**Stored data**

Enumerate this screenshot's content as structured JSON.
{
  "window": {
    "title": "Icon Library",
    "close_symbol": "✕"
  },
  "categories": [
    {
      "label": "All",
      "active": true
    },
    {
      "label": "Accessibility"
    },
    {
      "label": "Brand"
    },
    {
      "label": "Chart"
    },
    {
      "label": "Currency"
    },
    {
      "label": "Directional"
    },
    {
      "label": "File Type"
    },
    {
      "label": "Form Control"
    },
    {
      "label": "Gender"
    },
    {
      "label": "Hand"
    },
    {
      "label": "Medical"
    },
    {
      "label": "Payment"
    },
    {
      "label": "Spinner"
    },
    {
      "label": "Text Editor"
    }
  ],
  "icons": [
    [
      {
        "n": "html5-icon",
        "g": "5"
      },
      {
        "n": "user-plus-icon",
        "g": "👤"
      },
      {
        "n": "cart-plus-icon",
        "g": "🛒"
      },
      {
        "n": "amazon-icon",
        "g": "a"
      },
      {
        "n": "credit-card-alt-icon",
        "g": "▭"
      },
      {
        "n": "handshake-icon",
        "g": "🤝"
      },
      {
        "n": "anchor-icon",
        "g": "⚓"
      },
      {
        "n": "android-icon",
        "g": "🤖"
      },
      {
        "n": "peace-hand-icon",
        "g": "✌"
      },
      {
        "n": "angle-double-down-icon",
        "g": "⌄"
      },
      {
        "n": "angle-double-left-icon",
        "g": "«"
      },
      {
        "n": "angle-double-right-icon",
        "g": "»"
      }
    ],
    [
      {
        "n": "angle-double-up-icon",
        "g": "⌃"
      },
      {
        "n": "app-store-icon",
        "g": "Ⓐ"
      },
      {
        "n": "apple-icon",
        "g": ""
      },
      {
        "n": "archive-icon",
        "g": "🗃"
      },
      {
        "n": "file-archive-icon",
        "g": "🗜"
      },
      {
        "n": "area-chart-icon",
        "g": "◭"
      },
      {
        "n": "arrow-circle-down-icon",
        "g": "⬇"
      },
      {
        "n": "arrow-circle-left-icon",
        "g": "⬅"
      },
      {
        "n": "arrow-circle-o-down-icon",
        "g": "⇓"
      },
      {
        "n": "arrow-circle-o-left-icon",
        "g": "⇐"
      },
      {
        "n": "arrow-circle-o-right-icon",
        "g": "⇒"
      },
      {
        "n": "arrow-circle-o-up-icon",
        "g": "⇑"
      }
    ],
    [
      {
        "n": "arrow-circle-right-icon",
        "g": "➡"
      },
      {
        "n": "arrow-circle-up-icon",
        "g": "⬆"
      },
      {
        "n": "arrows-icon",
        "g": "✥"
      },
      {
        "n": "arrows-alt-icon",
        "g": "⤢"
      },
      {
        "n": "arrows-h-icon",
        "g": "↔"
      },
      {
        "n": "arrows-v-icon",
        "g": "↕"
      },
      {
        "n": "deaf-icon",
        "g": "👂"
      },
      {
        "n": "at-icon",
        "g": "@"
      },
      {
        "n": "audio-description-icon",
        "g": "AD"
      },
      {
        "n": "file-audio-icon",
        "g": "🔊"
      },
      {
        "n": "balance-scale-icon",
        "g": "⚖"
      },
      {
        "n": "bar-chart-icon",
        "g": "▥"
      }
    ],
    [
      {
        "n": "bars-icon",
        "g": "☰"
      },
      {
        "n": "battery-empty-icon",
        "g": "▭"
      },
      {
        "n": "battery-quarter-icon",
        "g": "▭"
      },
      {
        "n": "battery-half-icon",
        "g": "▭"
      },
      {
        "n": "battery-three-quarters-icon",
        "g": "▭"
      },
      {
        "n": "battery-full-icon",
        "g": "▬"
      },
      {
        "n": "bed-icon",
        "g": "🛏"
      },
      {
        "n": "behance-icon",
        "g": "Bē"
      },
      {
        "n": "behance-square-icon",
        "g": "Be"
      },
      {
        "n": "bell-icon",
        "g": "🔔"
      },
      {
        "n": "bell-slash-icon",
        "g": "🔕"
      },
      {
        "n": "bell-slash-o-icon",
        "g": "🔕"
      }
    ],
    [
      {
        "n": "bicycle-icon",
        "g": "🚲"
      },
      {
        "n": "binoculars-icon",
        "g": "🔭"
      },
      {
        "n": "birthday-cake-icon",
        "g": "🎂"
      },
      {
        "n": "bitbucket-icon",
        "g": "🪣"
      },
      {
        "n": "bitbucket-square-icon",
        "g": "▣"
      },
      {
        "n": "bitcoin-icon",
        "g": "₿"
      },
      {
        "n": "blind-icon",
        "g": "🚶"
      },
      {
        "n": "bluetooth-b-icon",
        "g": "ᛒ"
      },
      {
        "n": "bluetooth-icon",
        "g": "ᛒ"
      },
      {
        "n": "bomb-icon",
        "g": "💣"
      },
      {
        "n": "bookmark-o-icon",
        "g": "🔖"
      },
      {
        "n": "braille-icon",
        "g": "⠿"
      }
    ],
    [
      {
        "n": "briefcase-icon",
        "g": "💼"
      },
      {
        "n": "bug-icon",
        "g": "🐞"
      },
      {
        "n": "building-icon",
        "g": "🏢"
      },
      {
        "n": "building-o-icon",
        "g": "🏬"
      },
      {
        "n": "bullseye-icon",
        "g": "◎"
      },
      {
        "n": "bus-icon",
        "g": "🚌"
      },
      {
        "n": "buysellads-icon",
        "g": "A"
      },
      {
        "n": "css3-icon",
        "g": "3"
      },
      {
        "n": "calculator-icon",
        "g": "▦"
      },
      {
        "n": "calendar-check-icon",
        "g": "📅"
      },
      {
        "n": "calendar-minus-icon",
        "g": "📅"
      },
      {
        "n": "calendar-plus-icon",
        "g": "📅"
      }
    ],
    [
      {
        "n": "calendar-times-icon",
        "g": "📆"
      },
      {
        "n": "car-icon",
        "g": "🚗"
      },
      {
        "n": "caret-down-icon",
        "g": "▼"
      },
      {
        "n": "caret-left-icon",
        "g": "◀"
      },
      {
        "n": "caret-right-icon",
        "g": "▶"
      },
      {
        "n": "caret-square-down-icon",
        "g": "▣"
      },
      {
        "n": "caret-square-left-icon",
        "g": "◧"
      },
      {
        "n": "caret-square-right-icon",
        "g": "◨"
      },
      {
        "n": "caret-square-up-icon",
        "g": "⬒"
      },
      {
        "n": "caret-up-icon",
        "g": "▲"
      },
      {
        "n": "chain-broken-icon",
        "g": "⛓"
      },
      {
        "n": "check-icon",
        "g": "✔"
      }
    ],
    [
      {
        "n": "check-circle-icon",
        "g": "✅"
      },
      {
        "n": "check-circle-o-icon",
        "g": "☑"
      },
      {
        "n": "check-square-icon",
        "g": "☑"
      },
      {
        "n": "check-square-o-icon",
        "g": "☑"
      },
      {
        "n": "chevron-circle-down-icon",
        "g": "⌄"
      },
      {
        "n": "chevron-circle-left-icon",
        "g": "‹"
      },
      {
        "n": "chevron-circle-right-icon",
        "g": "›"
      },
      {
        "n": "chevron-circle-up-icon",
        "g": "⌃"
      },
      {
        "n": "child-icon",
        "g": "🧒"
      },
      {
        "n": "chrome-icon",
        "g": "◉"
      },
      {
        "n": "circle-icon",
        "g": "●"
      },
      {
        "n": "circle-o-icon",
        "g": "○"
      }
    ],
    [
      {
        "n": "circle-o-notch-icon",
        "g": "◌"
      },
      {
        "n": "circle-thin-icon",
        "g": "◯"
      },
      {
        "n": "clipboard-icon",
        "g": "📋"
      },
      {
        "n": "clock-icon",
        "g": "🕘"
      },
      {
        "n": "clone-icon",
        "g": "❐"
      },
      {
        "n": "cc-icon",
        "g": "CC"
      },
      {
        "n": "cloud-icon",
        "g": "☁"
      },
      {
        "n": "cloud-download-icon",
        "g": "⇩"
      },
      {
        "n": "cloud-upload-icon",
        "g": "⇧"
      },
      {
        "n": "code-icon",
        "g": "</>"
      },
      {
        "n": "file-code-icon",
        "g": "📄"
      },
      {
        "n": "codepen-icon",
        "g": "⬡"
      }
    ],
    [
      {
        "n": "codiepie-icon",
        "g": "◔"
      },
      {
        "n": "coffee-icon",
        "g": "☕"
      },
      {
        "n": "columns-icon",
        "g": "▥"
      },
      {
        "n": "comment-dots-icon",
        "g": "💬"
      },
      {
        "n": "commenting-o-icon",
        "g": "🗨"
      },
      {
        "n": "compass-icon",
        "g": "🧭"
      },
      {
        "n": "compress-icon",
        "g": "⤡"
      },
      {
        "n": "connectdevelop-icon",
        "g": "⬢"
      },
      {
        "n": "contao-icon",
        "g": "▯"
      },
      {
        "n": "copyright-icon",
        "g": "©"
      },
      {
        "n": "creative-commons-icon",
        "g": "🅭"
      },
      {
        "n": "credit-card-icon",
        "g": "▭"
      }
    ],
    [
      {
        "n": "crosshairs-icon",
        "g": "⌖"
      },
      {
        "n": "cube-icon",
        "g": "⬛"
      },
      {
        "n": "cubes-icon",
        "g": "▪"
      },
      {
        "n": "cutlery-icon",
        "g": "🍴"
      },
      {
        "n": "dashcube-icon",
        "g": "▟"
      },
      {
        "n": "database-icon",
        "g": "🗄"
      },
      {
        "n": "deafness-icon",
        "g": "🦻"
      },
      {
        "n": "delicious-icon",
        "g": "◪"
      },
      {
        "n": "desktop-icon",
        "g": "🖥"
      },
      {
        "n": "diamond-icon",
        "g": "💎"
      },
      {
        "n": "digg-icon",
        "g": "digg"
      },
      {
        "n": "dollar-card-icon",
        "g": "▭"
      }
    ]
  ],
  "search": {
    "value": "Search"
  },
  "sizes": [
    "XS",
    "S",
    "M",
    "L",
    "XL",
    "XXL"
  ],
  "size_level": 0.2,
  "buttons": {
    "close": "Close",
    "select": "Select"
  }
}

**Direction**
Pick out the lines containing the string "behance".

**Result**
        "n": "behance-icon",
        "n": "behance-square-icon",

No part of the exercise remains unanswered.